WHAT THE TASK ASKS >>
Make an exact copy of the listing below.

DATA IN THIS EXERCISE >>
____
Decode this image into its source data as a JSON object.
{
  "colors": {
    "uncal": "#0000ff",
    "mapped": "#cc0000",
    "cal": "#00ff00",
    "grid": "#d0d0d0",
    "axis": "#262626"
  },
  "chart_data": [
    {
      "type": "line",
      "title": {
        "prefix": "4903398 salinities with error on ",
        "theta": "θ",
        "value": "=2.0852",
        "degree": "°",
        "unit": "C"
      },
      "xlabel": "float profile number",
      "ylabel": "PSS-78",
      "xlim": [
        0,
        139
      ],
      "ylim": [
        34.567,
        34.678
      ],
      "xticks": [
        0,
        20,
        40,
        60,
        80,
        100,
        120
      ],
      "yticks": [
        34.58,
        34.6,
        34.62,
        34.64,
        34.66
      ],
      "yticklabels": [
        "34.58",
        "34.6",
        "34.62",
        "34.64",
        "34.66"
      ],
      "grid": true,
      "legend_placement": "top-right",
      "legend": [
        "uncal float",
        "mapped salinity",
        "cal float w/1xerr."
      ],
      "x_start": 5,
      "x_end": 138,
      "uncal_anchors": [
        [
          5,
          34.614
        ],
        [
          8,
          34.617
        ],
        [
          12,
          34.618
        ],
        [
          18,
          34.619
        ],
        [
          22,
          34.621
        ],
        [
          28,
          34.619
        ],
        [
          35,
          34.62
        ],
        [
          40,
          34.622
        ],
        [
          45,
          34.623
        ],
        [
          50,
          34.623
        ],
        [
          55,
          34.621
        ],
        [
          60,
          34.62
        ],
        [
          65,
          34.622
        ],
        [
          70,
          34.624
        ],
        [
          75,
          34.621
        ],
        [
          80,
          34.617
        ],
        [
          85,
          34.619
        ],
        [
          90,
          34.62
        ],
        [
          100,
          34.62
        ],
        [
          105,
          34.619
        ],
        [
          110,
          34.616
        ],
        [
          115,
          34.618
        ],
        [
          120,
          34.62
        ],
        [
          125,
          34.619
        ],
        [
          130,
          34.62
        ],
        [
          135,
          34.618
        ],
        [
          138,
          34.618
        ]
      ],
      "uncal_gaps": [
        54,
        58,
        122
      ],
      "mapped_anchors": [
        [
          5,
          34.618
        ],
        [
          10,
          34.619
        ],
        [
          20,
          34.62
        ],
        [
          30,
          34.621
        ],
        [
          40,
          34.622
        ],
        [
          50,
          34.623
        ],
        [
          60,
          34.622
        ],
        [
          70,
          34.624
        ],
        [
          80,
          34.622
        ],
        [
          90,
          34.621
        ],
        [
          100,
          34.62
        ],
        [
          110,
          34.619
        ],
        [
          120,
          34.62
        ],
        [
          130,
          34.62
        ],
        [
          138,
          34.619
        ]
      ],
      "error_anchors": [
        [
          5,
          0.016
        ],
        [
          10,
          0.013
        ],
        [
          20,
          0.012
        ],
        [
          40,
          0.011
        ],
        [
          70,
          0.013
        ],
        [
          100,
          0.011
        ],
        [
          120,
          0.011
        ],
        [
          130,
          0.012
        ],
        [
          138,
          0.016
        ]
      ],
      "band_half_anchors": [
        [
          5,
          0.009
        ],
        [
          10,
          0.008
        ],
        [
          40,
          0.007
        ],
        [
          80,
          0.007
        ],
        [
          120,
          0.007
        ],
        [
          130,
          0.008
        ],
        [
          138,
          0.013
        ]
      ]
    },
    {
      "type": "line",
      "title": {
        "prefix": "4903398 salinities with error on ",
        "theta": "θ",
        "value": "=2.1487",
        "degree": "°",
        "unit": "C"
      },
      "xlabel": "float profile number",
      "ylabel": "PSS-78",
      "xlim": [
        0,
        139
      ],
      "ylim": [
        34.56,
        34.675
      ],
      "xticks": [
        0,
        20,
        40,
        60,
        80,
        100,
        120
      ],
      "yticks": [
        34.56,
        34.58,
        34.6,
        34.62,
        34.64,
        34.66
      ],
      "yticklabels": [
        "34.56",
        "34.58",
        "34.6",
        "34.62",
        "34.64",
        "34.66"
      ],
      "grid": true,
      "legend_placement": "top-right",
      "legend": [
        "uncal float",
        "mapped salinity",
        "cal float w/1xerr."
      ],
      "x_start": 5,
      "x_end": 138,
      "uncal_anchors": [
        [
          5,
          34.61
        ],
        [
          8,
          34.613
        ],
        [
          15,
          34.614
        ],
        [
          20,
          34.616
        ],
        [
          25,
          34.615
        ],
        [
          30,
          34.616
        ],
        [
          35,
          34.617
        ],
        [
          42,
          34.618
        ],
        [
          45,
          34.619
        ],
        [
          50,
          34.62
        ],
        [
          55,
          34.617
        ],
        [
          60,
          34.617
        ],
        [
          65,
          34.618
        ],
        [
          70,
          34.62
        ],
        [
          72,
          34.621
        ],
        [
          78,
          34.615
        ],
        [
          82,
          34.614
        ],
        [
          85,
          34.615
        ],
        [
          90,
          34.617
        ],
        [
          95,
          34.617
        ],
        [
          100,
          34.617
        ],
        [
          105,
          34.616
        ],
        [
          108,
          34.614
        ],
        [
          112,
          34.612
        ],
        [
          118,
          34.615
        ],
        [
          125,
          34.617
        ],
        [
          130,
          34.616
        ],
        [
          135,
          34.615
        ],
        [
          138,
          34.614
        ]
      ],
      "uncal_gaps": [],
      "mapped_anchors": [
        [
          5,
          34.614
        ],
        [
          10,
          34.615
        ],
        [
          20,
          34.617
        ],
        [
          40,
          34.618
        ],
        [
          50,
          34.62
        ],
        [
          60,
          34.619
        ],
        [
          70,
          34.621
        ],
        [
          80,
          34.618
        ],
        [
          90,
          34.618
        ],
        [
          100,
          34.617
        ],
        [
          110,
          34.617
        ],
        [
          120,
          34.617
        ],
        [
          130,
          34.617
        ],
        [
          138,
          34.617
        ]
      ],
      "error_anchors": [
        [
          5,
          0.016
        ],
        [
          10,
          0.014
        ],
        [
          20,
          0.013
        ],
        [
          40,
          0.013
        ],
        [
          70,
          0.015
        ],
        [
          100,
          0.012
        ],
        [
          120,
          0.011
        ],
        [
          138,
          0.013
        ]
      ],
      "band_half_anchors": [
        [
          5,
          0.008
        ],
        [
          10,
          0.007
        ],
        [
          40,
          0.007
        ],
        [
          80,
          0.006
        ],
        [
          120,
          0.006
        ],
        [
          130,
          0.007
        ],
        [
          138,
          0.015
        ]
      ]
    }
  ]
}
____
EXERCISE RESPONSE >>
Decode this image into its source data as a JSON object.
{
  "colors": {
    "uncal": "#0000ff",
    "mapped": "#cc0000",
    "cal": "#00ff00",
    "grid": "#d0d0d0",
    "axis": "#262626"
  },
  "chart_data": [
    {
      "type": "line",
      "title": {
        "prefix": "4903398 salinities with error on ",
        "theta": "θ",
        "value": "=2.0852",
        "degree": "°",
        "unit": "C"
      },
      "xlabel": "float profile number",
      "ylabel": "PSS-78",
      "xlim": [
        0,
        139
      ],
      "ylim": [
        34.567,
        34.678
      ],
      "xticks": [
        0,
        20,
        40,
        60,
        80,
        100,
        120
      ],
      "yticks": [
        34.58,
        34.6,
        34.62,
        34.64,
        34.66
      ],
      "yticklabels": [
        "34.58",
        "34.6",
        "34.62",
        "34.64",
        "34.66"
      ],
      "grid": true,
      "legend_placement": "top-right",
      "legend": [
        "uncal float",
        "mapped salinity",
        "cal float w/1xerr."
      ],
      "x_start": 5,
      "x_end": 138,
      "uncal_anchors": [
        [
          5,
          34.614
        ],
        [
          8,
          34.617
        ],
        [
          12,
          34.618
        ],
        [
          18,
          34.619
        ],
        [
          22,
          34.621
        ],
        [
          28,
          34.619
        ],
        [
          35,
          34.62
        ],
        [
          40,
          34.622
        ],
        [
          45,
          34.623
        ],
        [
          50,
          34.623
        ],
        [
          55,
          34.621
        ],
        [
          60,
          34.62
        ],
        [
          65,
          34.622
        ],
        [
          70,
          34.624
        ],
        [
          75,
          34.621
        ],
        [
          80,
          34.617
        ],
        [
          85,
          34.619
        ],
        [
          90,
          34.62
        ],
        [
          100,
          34.62
        ],
        [
          105,
          34.619
        ],
        [
          110,
          34.616
        ],
        [
          115,
          34.618
        ],
        [
          120,
          34.62
        ],
        [
          125,
          34.619
        ],
        [
          130,
          34.62
        ],
        [
          135,
          34.618
        ],
        [
          138,
          34.618
        ]
      ],
      "uncal_gaps": [
        54,
        58,
        122
      ],
      "mapped_anchors": [
        [
          5,
          34.618
        ],
        [
          10,
          34.619
        ],
        [
          20,
          34.62
        ],
        [
          30,
          34.621
        ],
        [
          40,
          34.622
        ],
        [
          50,
          34.623
        ],
        [
          60,
          34.622
        ],
        [
          70,
          34.624
        ],
        [
          80,
          34.622
        ],
        [
          90,
          34.621
        ],
        [
          100,
          34.62
        ],
        [
          110,
          34.619
        ],
        [
          120,
          34.62
        ],
        [
          130,
          34.62
        ],
        [
          138,
          34.619
        ]
      ],
      "error_anchors": [
        [
          5,
          0.016
        ],
        [
          10,
          0.013
        ],
        [
          20,
          0.012
        ],
        [
          40,
          0.011
        ],
        [
          70,
          0.013
        ],
        [
          100,
          0.011
        ],
        [
          120,
          0.011
        ],
        [
          130,
          0.012
        ],
        [
          138,
          0.016
        ]
      ],
      "band_half_anchors": [
        [
          5,
          0.009
        ],
        [
          10,
          0.008
        ],
        [
          40,
          0.007
        ],
        [
          80,
          0.007
        ],
        [
          120,
          0.007
        ],
        [
          130,
          0.008
        ],
        [
          138,
          0.013
        ]
      ]
    },
    {
      "type": "line",
      "title": {
        "prefix": "4903398 salinities with error on ",
        "theta": "θ",
        "value": "=2.1487",
        "degree": "°",
        "unit": "C"
      },
      "xlabel": "float profile number",
      "ylabel": "PSS-78",
      "xlim": [
        0,
        139
      ],
      "ylim": [
        34.56,
        34.675
      ],
      "xticks": [
        0,
        20,
        40,
        60,
        80,
        100,
        120
      ],
      "yticks": [
        34.56,
        34.58,
        34.6,
        34.62,
        34.64,
        34.66
      ],
      "yticklabels": [
        "34.56",
        "34.58",
        "34.6",
        "34.62",
        "34.64",
        "34.66"
      ],
      "grid": true,
      "legend_placement": "top-right",
      "legend": [
        "uncal float",
        "mapped salinity",
        "cal float w/1xerr."
      ],
      "x_start": 5,
      "x_end": 138,
      "uncal_anchors": [
        [
          5,
          34.61
        ],
        [
          8,
          34.613
        ],
        [
          15,
          34.614
        ],
        [
          20,
          34.616
        ],
        [
          25,
          34.615
        ],
        [
          30,
          34.616
        ],
        [
          35,
          34.617
        ],
        [
          42,
          34.618
        ],
        [
          45,
          34.619
        ],
        [
          50,
          34.62
        ],
        [
          55,
          34.617
        ],
        [
          60,
          34.617
        ],
        [
          65,
          34.618
        ],
        [
          70,
          34.62
        ],
        [
          72,
          34.621
        ],
        [
          78,
          34.615
        ],
        [
          82,
          34.614
        ],
        [
          85,
          34.615
        ],
        [
          90,
          34.617
        ],
        [
          95,
          34.617
        ],
        [
          100,
          34.617
        ],
        [
          105,
          34.616
        ],
        [
          108,
          34.614
        ],
        [
          112,
          34.612
        ],
        [
          118,
          34.615
        ],
        [
          125,
          34.617
        ],
        [
          130,
          34.616
        ],
        [
          135,
          34.615
        ],
        [
          138,
          34.614
        ]
      ],
      "uncal_gaps": [],
      "mapped_anchors": [
        [
          5,
          34.614
        ],
        [
          10,
          34.615
        ],
        [
          20,
          34.617
        ],
        [
          40,
          34.618
        ],
        [
          50,
          34.62
        ],
        [
          60,
          34.619
        ],
        [
          70,
          34.621
        ],
        [
          80,
          34.618
        ],
        [
          90,
          34.618
        ],
        [
          100,
          34.617
        ],
        [
          110,
          34.617
        ],
        [
          120,
          34.617
        ],
        [
          130,
          34.617
        ],
        [
          138,
          34.617
        ]
      ],
      "error_anchors": [
        [
          5,
          0.016
        ],
        [
          10,
          0.014
        ],
        [
          20,
          0.013
        ],
        [
          40,
          0.013
        ],
        [
          70,
          0.015
        ],
        [
          100,
          0.012
        ],
        [
          120,
          0.011
        ],
        [
          138,
          0.013
        ]
      ],
      "band_half_anchors": [
        [
          5,
          0.008
        ],
        [
          10,
          0.007
        ],
        [
          40,
          0.007
        ],
        [
          80,
          0.006
        ],
        [
          120,
          0.006
        ],
        [
          130,
          0.007
        ],
        [
          138,
          0.015
        ]
      ]
    }
  ]
}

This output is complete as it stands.